Collect from the data below each line with "label".

--- Start of Task inputs ---

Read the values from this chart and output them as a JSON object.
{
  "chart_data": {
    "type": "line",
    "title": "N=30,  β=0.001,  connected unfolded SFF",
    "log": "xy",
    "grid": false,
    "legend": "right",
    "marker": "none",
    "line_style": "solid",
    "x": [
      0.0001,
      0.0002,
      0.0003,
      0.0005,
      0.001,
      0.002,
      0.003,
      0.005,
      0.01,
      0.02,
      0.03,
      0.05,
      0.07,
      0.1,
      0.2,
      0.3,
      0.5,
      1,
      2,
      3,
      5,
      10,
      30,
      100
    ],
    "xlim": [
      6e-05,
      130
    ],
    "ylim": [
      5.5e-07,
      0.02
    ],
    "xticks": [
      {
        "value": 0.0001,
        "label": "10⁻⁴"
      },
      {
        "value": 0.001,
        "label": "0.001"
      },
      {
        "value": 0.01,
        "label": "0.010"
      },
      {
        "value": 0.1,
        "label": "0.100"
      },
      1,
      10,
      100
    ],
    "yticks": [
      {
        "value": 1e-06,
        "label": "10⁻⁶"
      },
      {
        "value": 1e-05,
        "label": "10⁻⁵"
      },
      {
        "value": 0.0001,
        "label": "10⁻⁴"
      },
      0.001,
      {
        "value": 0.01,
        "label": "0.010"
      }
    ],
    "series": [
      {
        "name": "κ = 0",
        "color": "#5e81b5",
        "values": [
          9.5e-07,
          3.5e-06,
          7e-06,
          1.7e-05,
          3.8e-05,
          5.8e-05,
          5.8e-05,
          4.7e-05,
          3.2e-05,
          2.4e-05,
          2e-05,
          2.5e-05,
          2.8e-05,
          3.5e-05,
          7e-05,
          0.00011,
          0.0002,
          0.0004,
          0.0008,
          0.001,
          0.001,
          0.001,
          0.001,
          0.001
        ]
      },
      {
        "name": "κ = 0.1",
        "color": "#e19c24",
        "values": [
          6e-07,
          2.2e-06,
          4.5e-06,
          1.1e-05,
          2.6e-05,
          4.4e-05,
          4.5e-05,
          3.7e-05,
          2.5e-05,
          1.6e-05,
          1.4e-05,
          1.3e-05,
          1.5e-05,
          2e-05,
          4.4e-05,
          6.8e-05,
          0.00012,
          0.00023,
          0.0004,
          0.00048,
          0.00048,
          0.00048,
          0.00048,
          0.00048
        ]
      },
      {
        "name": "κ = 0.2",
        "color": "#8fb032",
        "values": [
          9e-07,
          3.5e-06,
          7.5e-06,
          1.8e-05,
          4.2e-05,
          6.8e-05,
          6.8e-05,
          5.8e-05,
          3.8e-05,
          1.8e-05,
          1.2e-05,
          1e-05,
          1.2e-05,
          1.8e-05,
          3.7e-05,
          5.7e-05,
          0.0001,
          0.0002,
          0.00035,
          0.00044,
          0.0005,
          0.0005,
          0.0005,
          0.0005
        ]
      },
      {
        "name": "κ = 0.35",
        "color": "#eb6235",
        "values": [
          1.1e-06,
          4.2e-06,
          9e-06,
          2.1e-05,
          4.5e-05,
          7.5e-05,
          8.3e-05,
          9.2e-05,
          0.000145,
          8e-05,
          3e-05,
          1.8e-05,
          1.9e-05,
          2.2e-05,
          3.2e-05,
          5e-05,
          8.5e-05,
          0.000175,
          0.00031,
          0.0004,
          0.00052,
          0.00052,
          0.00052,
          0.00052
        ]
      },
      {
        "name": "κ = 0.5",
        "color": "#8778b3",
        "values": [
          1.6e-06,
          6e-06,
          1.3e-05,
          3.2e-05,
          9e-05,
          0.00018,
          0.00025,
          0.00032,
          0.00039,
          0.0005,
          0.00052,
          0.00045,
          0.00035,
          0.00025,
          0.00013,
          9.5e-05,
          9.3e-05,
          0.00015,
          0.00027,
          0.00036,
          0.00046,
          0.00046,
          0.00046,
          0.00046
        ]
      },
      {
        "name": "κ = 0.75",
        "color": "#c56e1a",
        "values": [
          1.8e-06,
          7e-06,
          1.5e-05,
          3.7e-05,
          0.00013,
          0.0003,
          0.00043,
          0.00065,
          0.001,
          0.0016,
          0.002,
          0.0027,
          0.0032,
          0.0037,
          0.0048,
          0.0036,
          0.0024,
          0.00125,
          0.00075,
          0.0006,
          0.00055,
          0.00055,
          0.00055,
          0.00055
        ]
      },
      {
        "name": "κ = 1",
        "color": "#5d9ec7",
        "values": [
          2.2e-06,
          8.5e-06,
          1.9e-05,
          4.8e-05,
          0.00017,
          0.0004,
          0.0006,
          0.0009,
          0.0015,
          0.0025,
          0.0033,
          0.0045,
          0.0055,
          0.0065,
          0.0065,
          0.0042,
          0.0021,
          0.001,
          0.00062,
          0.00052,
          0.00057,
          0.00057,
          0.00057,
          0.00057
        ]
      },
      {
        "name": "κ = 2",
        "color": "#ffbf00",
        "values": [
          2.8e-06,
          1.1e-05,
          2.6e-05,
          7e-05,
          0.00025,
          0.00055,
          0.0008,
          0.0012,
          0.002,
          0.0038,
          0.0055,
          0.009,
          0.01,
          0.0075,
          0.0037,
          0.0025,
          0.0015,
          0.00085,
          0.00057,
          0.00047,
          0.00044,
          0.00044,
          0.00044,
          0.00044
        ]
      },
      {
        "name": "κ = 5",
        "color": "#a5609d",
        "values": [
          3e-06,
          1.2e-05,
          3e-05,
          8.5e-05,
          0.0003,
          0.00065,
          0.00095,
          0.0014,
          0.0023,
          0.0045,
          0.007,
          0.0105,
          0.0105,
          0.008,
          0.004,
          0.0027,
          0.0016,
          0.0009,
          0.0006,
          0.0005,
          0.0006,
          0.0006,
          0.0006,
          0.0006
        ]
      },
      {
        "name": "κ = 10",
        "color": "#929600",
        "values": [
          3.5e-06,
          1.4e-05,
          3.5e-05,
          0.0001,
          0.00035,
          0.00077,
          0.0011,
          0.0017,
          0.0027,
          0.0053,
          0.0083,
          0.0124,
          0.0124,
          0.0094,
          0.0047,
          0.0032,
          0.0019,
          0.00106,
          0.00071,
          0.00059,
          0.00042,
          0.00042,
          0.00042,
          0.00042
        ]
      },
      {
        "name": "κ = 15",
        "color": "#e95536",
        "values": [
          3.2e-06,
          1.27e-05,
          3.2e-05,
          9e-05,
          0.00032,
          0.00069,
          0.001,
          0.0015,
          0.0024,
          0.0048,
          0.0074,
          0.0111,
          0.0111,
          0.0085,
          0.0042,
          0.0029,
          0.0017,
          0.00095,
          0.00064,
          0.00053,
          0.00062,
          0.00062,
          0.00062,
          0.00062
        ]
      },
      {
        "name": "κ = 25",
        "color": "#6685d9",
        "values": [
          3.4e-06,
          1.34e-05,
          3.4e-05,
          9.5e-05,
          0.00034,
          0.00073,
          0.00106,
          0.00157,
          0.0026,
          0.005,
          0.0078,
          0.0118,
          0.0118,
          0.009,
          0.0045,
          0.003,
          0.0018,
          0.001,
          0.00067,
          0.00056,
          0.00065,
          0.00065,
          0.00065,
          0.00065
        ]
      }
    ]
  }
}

--- End of Task inputs ---

◆ Result of the task ◆
        "label": "10⁻⁴"
        "label": "0.001"
        "label": "0.010"
        "label": "0.100"
        "label": "10⁻⁶"
        "label": "10⁻⁵"
        "label": "10⁻⁴"
        "label": "0.010"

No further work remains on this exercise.